▸ **Exercise goal**
Leave out the pictures and repeat every record exactly.
++++++++
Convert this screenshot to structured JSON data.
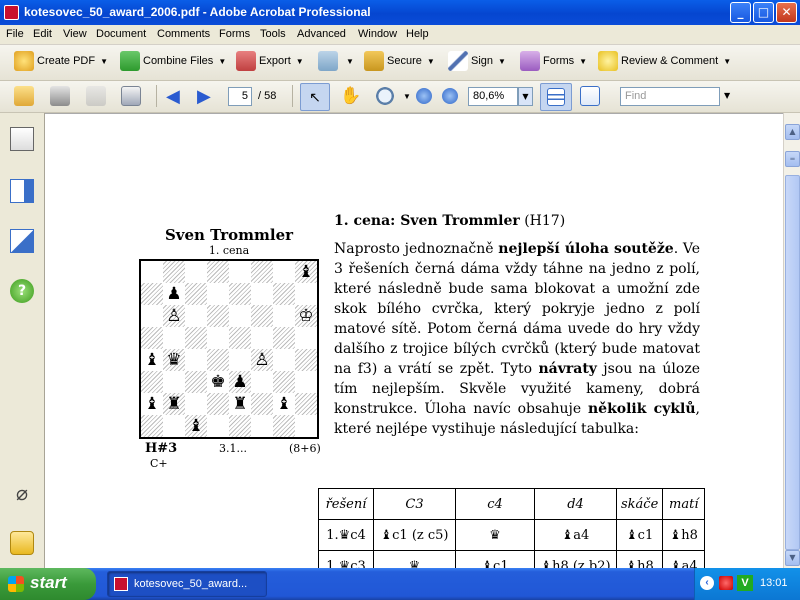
{
  "window": {
    "title": "kotesovec_50_award_2006.pdf - Adobe Acrobat Professional",
    "min": "_",
    "max": "□",
    "close": "✕"
  },
  "menu": [
    "File",
    "Edit",
    "View",
    "Document",
    "Comments",
    "Forms",
    "Tools",
    "Advanced",
    "Window",
    "Help"
  ],
  "toolbar1": {
    "create_pdf": "Create PDF",
    "combine_files": "Combine Files",
    "export": "Export",
    "secure": "Secure",
    "sign": "Sign",
    "forms": "Forms",
    "review": "Review & Comment"
  },
  "toolbar2": {
    "page_current": "5",
    "page_total": "/ 58",
    "zoom": "80,6%",
    "find_placeholder": "Find"
  },
  "diagram": {
    "author": "Sven Trommler",
    "award": "1. cena",
    "stipulation": "H#3",
    "extra": "C+",
    "solutions": "3.1...",
    "counts": "(8+6)",
    "rows": [
      [
        "",
        "",
        "",
        "",
        "",
        "",
        "",
        "♝"
      ],
      [
        "",
        "♟",
        "",
        "",
        "",
        "",
        "",
        ""
      ],
      [
        "",
        "♙",
        "",
        "",
        "",
        "",
        "",
        "♔"
      ],
      [
        "",
        "",
        "",
        "",
        "",
        "",
        "",
        ""
      ],
      [
        "♝",
        "♛",
        "",
        "",
        "",
        "♙",
        "",
        ""
      ],
      [
        "",
        "",
        "",
        "♚",
        "♟",
        "",
        "",
        ""
      ],
      [
        "♝",
        "♜",
        "",
        "",
        "♜",
        "",
        "♝",
        ""
      ],
      [
        "",
        "",
        "♝",
        "",
        "",
        "",
        "",
        ""
      ]
    ]
  },
  "article": {
    "heading_bold": "1. cena: Sven Trommler",
    "heading_normal": " (H17)",
    "p1": "Naprosto jednoznačně ",
    "b1": "nejlepší úloha soutěže",
    "p2": ". Ve 3 řešeních černá dáma vždy táhne na jedno z polí, které následně bude sama blokovat a umožní zde skok bílého cvrčka, který pokryje jedno z polí matové sítě. Potom černá dáma uvede do hry vždy dalšího z trojice bílých cvrčků (který bude matovat na f3) a vrátí se zpět. Tyto ",
    "b2": "návraty",
    "p3": " jsou na úloze tím nejlepším. Skvěle využité kameny, dobrá konstrukce. Úloha navíc obsahuje ",
    "b3": "několik cyklů",
    "p4": ", které nejlépe vystihuje následující tabulka:"
  },
  "table": {
    "headers": [
      "řešení",
      "C3",
      "c4",
      "d4",
      "skáče",
      "matí"
    ],
    "rows": [
      [
        "1.♛c4",
        "♝c1 (z c5)",
        "♛",
        "♝a4",
        "♝c1",
        "♝h8"
      ],
      [
        "1.♛c3",
        "♛",
        "♝c1",
        "♝h8 (z b2)",
        "♝h8",
        "♝a4"
      ]
    ]
  },
  "taskbar": {
    "start": "start",
    "task": "kotesovec_50_award...",
    "clock": "13:01"
  },
  "colors": {
    "titlebar": "#0546d0",
    "taskbar": "#245edb",
    "start": "#3a9a3a"
  }
}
++++++++
▸ **Response to the task**
Convert this screenshot to structured JSON data.
{
  "window": {
    "title": "kotesovec_50_award_2006.pdf - Adobe Acrobat Professional",
    "min": "_",
    "max": "□",
    "close": "✕"
  },
  "menu": [
    "File",
    "Edit",
    "View",
    "Document",
    "Comments",
    "Forms",
    "Tools",
    "Advanced",
    "Window",
    "Help"
  ],
  "toolbar1": {
    "create_pdf": "Create PDF",
    "combine_files": "Combine Files",
    "export": "Export",
    "secure": "Secure",
    "sign": "Sign",
    "forms": "Forms",
    "review": "Review & Comment"
  },
  "toolbar2": {
    "page_current": "5",
    "page_total": "/ 58",
    "zoom": "80,6%",
    "find_placeholder": "Find"
  },
  "diagram": {
    "author": "Sven Trommler",
    "award": "1. cena",
    "stipulation": "H#3",
    "extra": "C+",
    "solutions": "3.1...",
    "counts": "(8+6)",
    "rows": [
      [
        "",
        "",
        "",
        "",
        "",
        "",
        "",
        "♝"
      ],
      [
        "",
        "♟",
        "",
        "",
        "",
        "",
        "",
        ""
      ],
      [
        "",
        "♙",
        "",
        "",
        "",
        "",
        "",
        "♔"
      ],
      [
        "",
        "",
        "",
        "",
        "",
        "",
        "",
        ""
      ],
      [
        "♝",
        "♛",
        "",
        "",
        "",
        "♙",
        "",
        ""
      ],
      [
        "",
        "",
        "",
        "♚",
        "♟",
        "",
        "",
        ""
      ],
      [
        "♝",
        "♜",
        "",
        "",
        "♜",
        "",
        "♝",
        ""
      ],
      [
        "",
        "",
        "♝",
        "",
        "",
        "",
        "",
        ""
      ]
    ]
  },
  "article": {
    "heading_bold": "1. cena: Sven Trommler",
    "heading_normal": " (H17)",
    "p1": "Naprosto jednoznačně ",
    "b1": "nejlepší úloha soutěže",
    "p2": ". Ve 3 řešeních černá dáma vždy táhne na jedno z polí, které následně bude sama blokovat a umožní zde skok bílého cvrčka, který pokryje jedno z polí matové sítě. Potom černá dáma uvede do hry vždy dalšího z trojice bílých cvrčků (který bude matovat na f3) a vrátí se zpět. Tyto ",
    "b2": "návraty",
    "p3": " jsou na úloze tím nejlepším. Skvěle využité kameny, dobrá konstrukce. Úloha navíc obsahuje ",
    "b3": "několik cyklů",
    "p4": ", které nejlépe vystihuje následující tabulka:"
  },
  "table": {
    "headers": [
      "řešení",
      "C3",
      "c4",
      "d4",
      "skáče",
      "matí"
    ],
    "rows": [
      [
        "1.♛c4",
        "♝c1 (z c5)",
        "♛",
        "♝a4",
        "♝c1",
        "♝h8"
      ],
      [
        "1.♛c3",
        "♛",
        "♝c1",
        "♝h8 (z b2)",
        "♝h8",
        "♝a4"
      ]
    ]
  },
  "taskbar": {
    "start": "start",
    "task": "kotesovec_50_award...",
    "clock": "13:01"
  },
  "colors": {
    "titlebar": "#0546d0",
    "taskbar": "#245edb",
    "start": "#3a9a3a"
  }
}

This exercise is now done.